§ Exercise aim: Could you pick up the tutorial on OSS data indexing for large-scale statistics after its final sentence and carry it forward?

§ Excerpt provided:
+-------+
All Products
Search
Document Center

Object Storage Service:Use OSS data indexing for large-scale data statistics

Last Updated:Mar 20, 2026

OSS data indexing lets you query and aggregate statistics across hundreds of millions of objects in a single API call — no repeated ListObjects pagination required.

In this tutorial, you will:

  1. Enable data indexing on a bucket using the console or an SDK.

  2. Run a query with filters (prefix, storage class, and Access Control List (ACL)) and aggregation operations (total size, average size, and object count).

  3. Verify that the results match the expected output.

How it works

Enabling data indexing on a bucket causes OSS to build an index table from the bucket's object metadata, user metadata, and object tags. Once indexed, you call the DoMetaQuery operation with a JSON query expression and aggregation definitions. OSS evaluates the query against the index and returns matching objects along with aggregated statistics — without scanning the bucket object by object.
+-------+
§ Data provided:
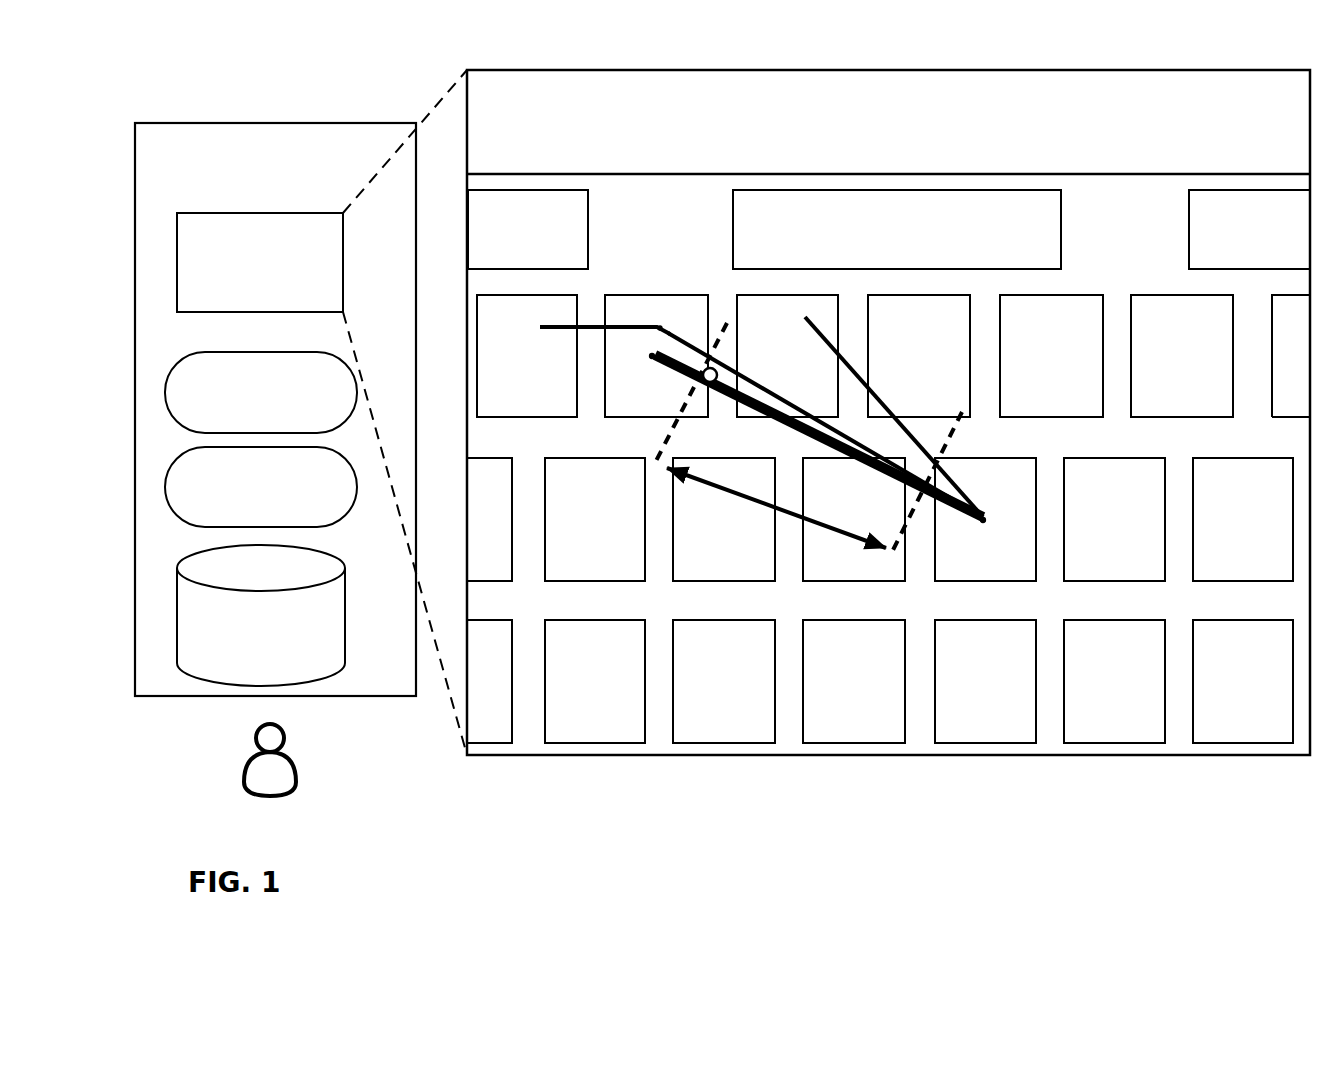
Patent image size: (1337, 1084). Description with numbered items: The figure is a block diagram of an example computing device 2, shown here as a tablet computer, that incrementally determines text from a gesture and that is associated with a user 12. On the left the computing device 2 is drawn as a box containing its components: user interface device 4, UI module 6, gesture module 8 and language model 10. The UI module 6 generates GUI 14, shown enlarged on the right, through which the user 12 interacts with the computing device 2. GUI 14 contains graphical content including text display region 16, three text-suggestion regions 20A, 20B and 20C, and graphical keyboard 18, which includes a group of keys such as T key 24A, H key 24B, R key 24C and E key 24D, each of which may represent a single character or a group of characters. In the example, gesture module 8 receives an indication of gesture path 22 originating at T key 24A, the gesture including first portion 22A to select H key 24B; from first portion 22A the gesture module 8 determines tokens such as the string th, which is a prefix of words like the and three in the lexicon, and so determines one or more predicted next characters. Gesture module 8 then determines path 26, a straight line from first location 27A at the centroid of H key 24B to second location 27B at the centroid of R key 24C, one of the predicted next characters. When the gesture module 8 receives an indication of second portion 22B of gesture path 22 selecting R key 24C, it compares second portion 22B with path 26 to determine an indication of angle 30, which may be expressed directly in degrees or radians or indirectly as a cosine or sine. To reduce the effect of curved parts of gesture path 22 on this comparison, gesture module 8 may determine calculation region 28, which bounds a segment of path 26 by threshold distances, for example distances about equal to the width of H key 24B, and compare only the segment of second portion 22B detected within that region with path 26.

The computing device 2 is at (275, 409).
The user interface device 4 is at (260, 262).
The UI module 6 is at (261, 392).
The gesture module 8 is at (261, 487).
The language model 10 is at (261, 615).
The user 12 is at (270, 789).
The graphical user interface 14 is at (622, 50).
The text display region 16 is at (858, 92).
The graphical keyboard 18 is at (888, 517).
The text-suggestion region 20A is at (565, 186).
The text-suggestion region 20B is at (860, 186).
The text-suggestion region 20C is at (1248, 186).
The gesture path 22 is at (565, 322).
The first portion of the gesture path 22A is at (822, 332).
The second portion of the gesture path 22B is at (846, 425).
The T key 24A is at (773, 290).
The H key 24B is at (1002, 455).
The R key 24C is at (638, 288).
The E key 24D is at (527, 421).
The path 26 is at (782, 425).
The first location 27A is at (983, 532).
The second location 27B is at (644, 357).
The calculation region 28 is at (792, 518).
The angle 30 is at (661, 314).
+-------+
§ Task result:
image

Performance comparison (Enterprise A: 200 million objects, 1.8 million directories in bucket mybucket in the China (Guangzhou) region):

MetricListObjects (traditional)Data indexing
Time per day2 hours20 minutes
API calls per directory (>1,000 objects)Multiple ListObjects callsOne DoMetaQuery call

Data indexing reduced statistics collection time by 83%.

Prerequisites

Before you begin, ensure that you have:

  • An OSS bucket with objects already uploaded

  • The OSS_ACCESS_KEY_ID and OSS_ACCESS_KEY_SECRET environment variables configured with credentials that have permission to call OpenMetaQuery and DoMetaQuery

  • (SDK only) OSS SDK for Java, Python, or Go installed — these are the only SDKs that support the data indexing (MetaSearch) feature

Step 1: Enable data indexing

Use the OSS console

  1. Log on to the OSS console.

  2. In the left-side navigation pane, click Buckets. On the Buckets page, click the name of the bucket for which you want to enable data indexing.

  3. In the left-side navigation tree, choose Object Management > Data Indexing.

  4. On the Data Indexing page, click Enable Now.

  5. In the Data Indexing dialog box, select MetaSearch and click Enable.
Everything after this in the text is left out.